[PAGE EXTRACT]
Mr Griffiths said the International Maritime Organisation (IMO) had been researching and promoting noise reduction solutions. Their current guidelines were on a trajectory to become international requirements. Using this Bill to align SA's shipping requirements to incrementally address noise pollution was opportune. The IMO promoted achieving this through ship design solutions at the propulsion level through a reduction of machinery noise, reduction of propeller noise, and structural and other solutions to reduce underwater radiated noise.

In his conclusion, he said that despite the plethora of waste management and pollution control legislation, SA's coastline was experiencing declining water quality. For this Bill to contribute towards stemming this decline, it needed effective compliance monitoring and enforcement. The Bill required that defined ships report periodically on their compliance with its regulations. WESSA proposed an additional clause requiring this compliance status information to be made publicly accessible through a website portal.

See attached for full submission

Submission by SANCCOB

Ms Monica Stassen, Manager: Preparedness and Response, Southern African Foundation for the Conservation of Coastal Birds (SANCCOB ), said the Foundation welcomed the proposed amendments as a significant step in addressing marine pollution.

However, SANCCOB did want to raise concerns about the level of capacity (personnel and resources) within government to implement the various activities listed in the Bill. It welcomed the amendment of section 3A, with the increase in the fine and imprisonment threshold. These changes highlighted the commitment of the government to ensure that polluters were severely punished for their crimes. It should also serve as a deterrent to potential polluters, as the economic, political and social costs could be severe.  

On page 3, SANCCOB welcomed the inclusion of “appoint an advisory committee to advise him or her regarding any particular matter dealt with by this Act” in section 3B, but recommended that any such committee should have clear terms of reference to follow, had balanced representation, and that individuals were appointed, based on their expertise on the matter in question.

SANCCOB stated there was no reference to waste generated from cleaning of engines, equipment or ships. If  that was covered in another act, then that should be noted somewhere in this Act. The organisation was further concerned whether there was a rationale for focusing only on international voyager ships, and wondered if there were other sections of the overall Act that covered other vessels not covered in the amendment.

[EXERCISE PROMPT]
Answer these questions about the Bill submissions:
(a) What did WESSA propose an additional clause should require?
(b) Which section's amendment, raising the fine and imprisonment threshold, did SANCCOB welcome?
(c) Which ships did SANCCOB question the rationale for focusing on exclusively?

Region and label listings

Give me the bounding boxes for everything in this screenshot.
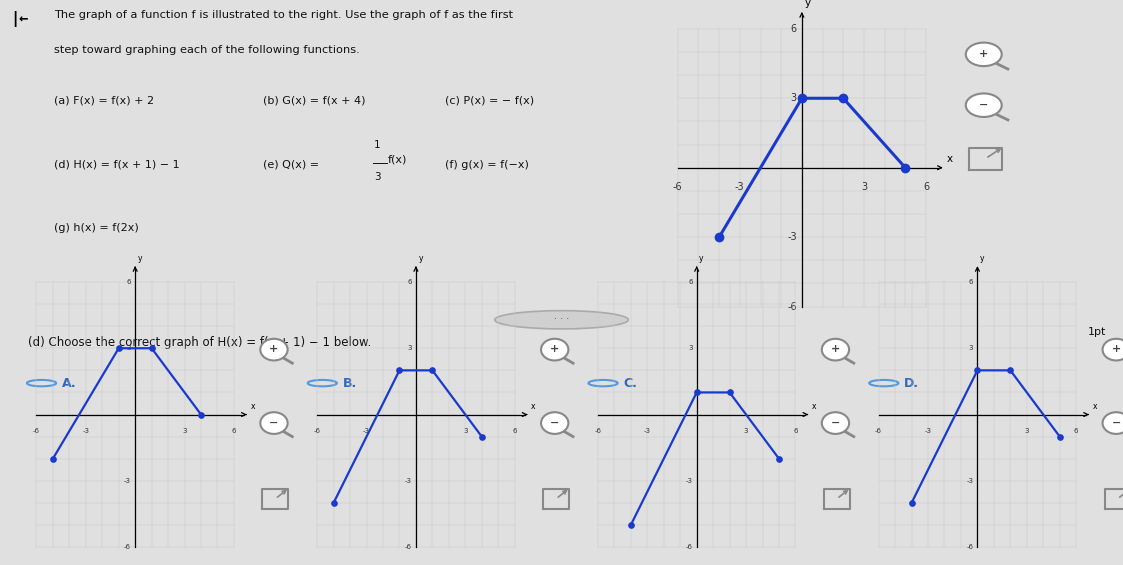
Text: 6: 6 (231, 428, 236, 434)
Text: -6: -6 (787, 302, 796, 312)
Text: C.: C. (623, 377, 637, 390)
Text: f(x): f(x) (387, 155, 407, 164)
Text: +: + (270, 344, 279, 354)
Text: x: x (531, 402, 536, 411)
Text: 6: 6 (1074, 428, 1078, 434)
Text: B.: B. (343, 377, 357, 390)
Text: x: x (812, 402, 816, 411)
Text: The graph of a function f is illustrated to the right. Use the graph of f as the: The graph of a function f is illustrated… (54, 10, 513, 20)
Text: 3: 3 (1024, 428, 1029, 434)
Text: 6: 6 (793, 428, 797, 434)
Text: -3: -3 (966, 478, 974, 484)
Text: 6: 6 (408, 279, 412, 285)
Text: x: x (250, 402, 255, 411)
Text: 3: 3 (463, 428, 467, 434)
Text: 6: 6 (791, 24, 796, 34)
Text: -3: -3 (736, 182, 745, 192)
Text: (d) Choose the correct graph of H(x) = f(x + 1) − 1 below.: (d) Choose the correct graph of H(x) = f… (28, 336, 372, 349)
Text: −: − (831, 418, 840, 427)
Text: y: y (805, 0, 811, 8)
Text: step toward graphing each of the following functions.: step toward graphing each of the followi… (54, 45, 359, 55)
Text: 3: 3 (688, 345, 693, 351)
Text: y: y (980, 254, 985, 263)
Text: (g) h(x) = f(2x): (g) h(x) = f(2x) (54, 223, 138, 233)
Text: 3: 3 (127, 345, 131, 351)
Text: -6: -6 (966, 544, 974, 550)
Text: -6: -6 (685, 544, 693, 550)
Circle shape (1103, 412, 1123, 434)
Text: −: − (550, 418, 559, 427)
Text: (f) g(x) = f(−x): (f) g(x) = f(−x) (445, 159, 529, 170)
Text: 3: 3 (791, 93, 796, 103)
Text: 3: 3 (408, 345, 412, 351)
Circle shape (541, 339, 568, 360)
Ellipse shape (494, 311, 629, 329)
Circle shape (822, 412, 849, 434)
Text: -6: -6 (33, 428, 40, 434)
Text: +: + (979, 49, 988, 59)
Text: -6: -6 (594, 428, 602, 434)
Text: · · ·: · · · (554, 314, 569, 324)
Text: +: + (831, 344, 840, 354)
Text: +: + (1112, 344, 1121, 354)
Text: 3: 3 (374, 172, 381, 182)
Circle shape (822, 339, 849, 360)
Text: -6: -6 (313, 428, 321, 434)
Text: 6: 6 (512, 428, 517, 434)
Text: -3: -3 (787, 232, 796, 242)
Text: 1: 1 (374, 140, 381, 150)
Circle shape (261, 339, 287, 360)
Text: -3: -3 (643, 428, 651, 434)
Text: y: y (419, 254, 423, 263)
Text: 1pt: 1pt (1088, 327, 1106, 337)
Text: -3: -3 (404, 478, 412, 484)
Text: -3: -3 (124, 478, 131, 484)
Text: -6: -6 (404, 544, 412, 550)
Text: -6: -6 (124, 544, 131, 550)
Text: (a) F(x) = f(x) + 2: (a) F(x) = f(x) + 2 (54, 95, 154, 106)
Text: −: − (1112, 418, 1121, 427)
Text: -3: -3 (685, 478, 693, 484)
Text: 3: 3 (861, 182, 867, 192)
Text: A.: A. (62, 377, 76, 390)
Text: y: y (138, 254, 143, 263)
Text: x: x (1093, 402, 1097, 411)
Text: 6: 6 (923, 182, 929, 192)
Text: 3: 3 (969, 345, 974, 351)
Text: 6: 6 (969, 279, 974, 285)
Text: (c) P(x) = − f(x): (c) P(x) = − f(x) (445, 95, 533, 106)
Text: (d) H(x) = f(x + 1) − 1: (d) H(x) = f(x + 1) − 1 (54, 159, 180, 170)
Circle shape (966, 93, 1002, 117)
Text: -6: -6 (875, 428, 883, 434)
Circle shape (261, 412, 287, 434)
Circle shape (1103, 339, 1123, 360)
Text: +: + (550, 344, 559, 354)
Text: D.: D. (904, 377, 919, 390)
Text: -3: -3 (82, 428, 90, 434)
Text: -3: -3 (363, 428, 371, 434)
Text: -6: -6 (673, 182, 683, 192)
Text: 3: 3 (743, 428, 748, 434)
Circle shape (966, 42, 1002, 66)
Text: -3: -3 (924, 428, 932, 434)
Text: y: y (700, 254, 704, 263)
Text: −: − (270, 418, 279, 427)
Text: 3: 3 (182, 428, 186, 434)
Text: 6: 6 (127, 279, 131, 285)
Circle shape (541, 412, 568, 434)
Text: (b) G(x) = f(x + 4): (b) G(x) = f(x + 4) (263, 95, 365, 106)
Text: x: x (947, 154, 952, 163)
Text: 6: 6 (688, 279, 693, 285)
Text: |←: |← (10, 11, 28, 27)
Text: (e) Q(x) =: (e) Q(x) = (263, 159, 322, 170)
Text: −: − (979, 99, 988, 110)
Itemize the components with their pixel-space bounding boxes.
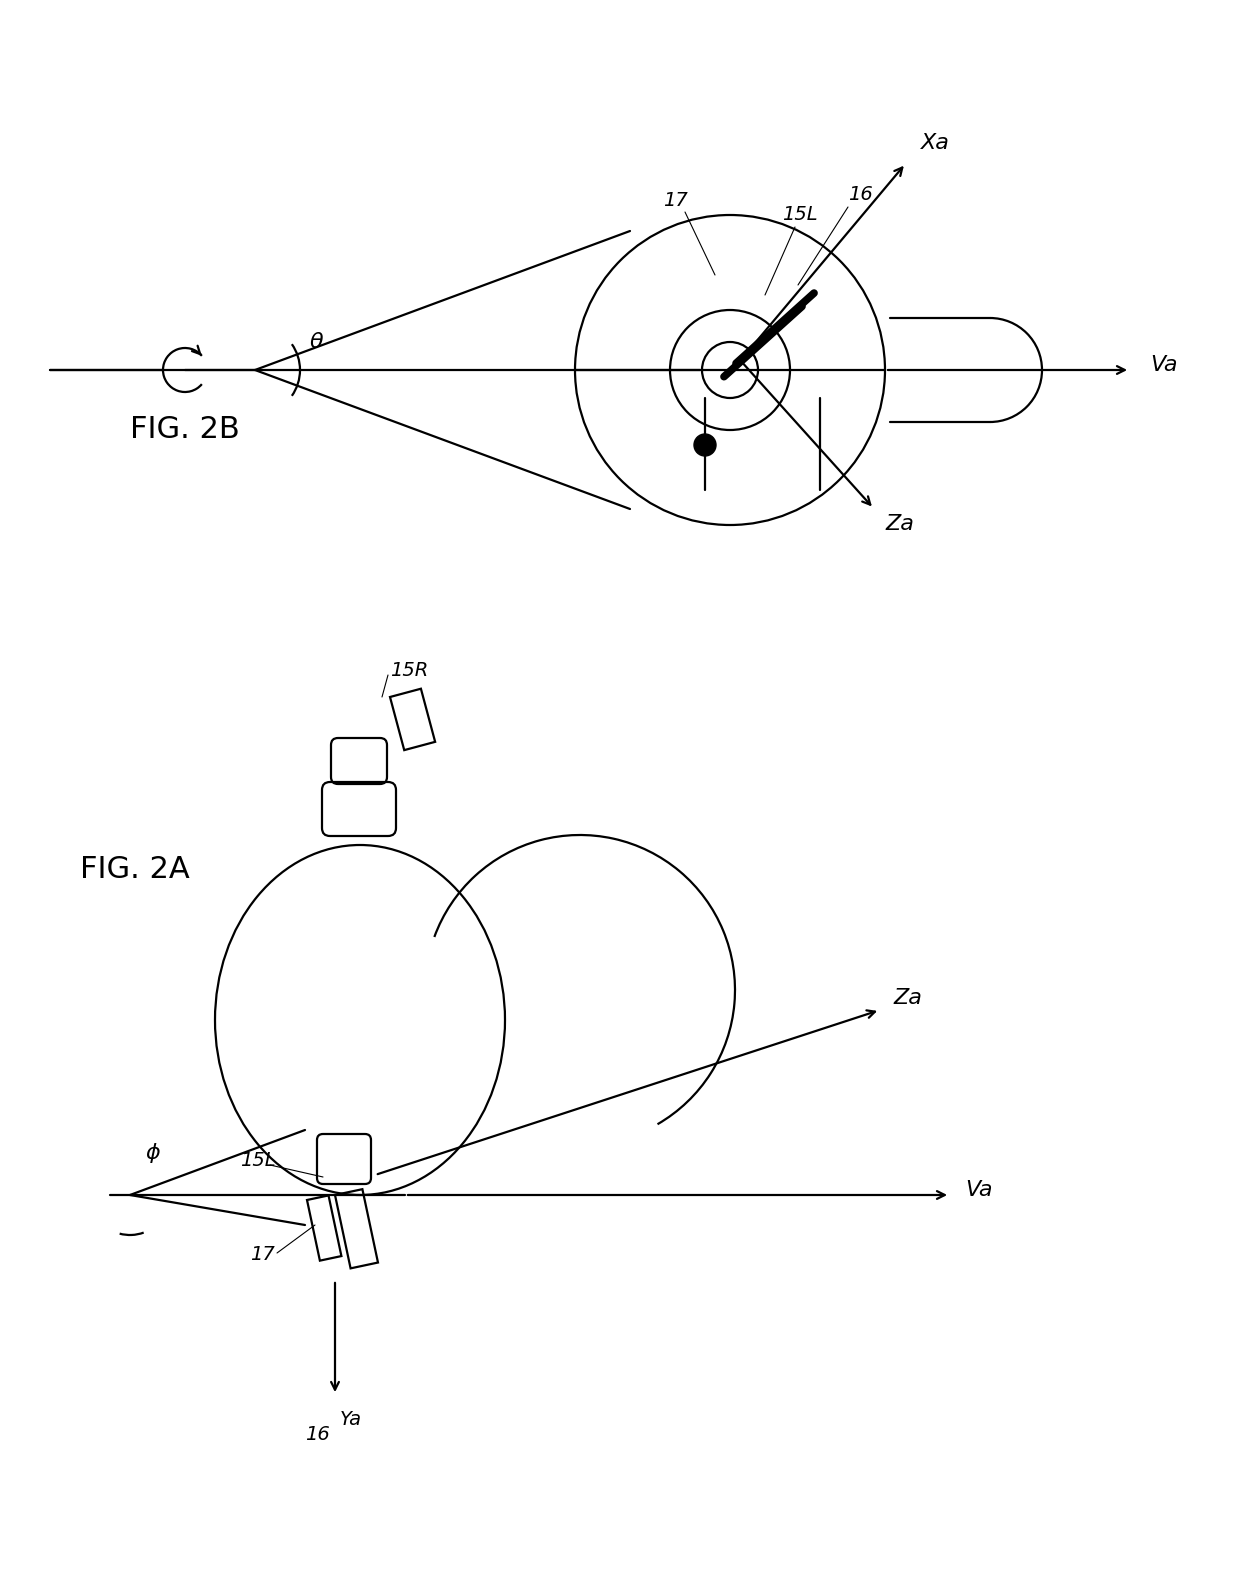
Text: Va: Va (965, 1180, 992, 1201)
Text: 15L: 15L (241, 1150, 275, 1169)
Text: Ya: Ya (340, 1410, 362, 1429)
Text: 16: 16 (848, 185, 873, 204)
Circle shape (694, 434, 715, 456)
Text: Za: Za (893, 988, 921, 1007)
Text: 17: 17 (250, 1245, 275, 1264)
Text: Va: Va (1149, 355, 1178, 375)
Text: Za: Za (885, 513, 915, 534)
Text: 16: 16 (305, 1426, 330, 1445)
Bar (391, 689, 435, 751)
Text: FIG. 2A: FIG. 2A (81, 855, 190, 884)
Text: Xa: Xa (920, 133, 950, 154)
Text: 15R: 15R (391, 661, 428, 680)
Text: 17: 17 (662, 190, 687, 209)
Text: 15L: 15L (782, 206, 818, 225)
Bar (335, 1190, 378, 1269)
Text: θ: θ (310, 333, 324, 352)
Text: ϕ: ϕ (145, 1144, 160, 1163)
Bar (308, 1196, 341, 1261)
Text: FIG. 2B: FIG. 2B (130, 415, 239, 445)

[FULL ANSWER]
(a) That the compliance status information be made publicly accessible through a website portal.
(b) Section 3A.
(c) International voyager ships.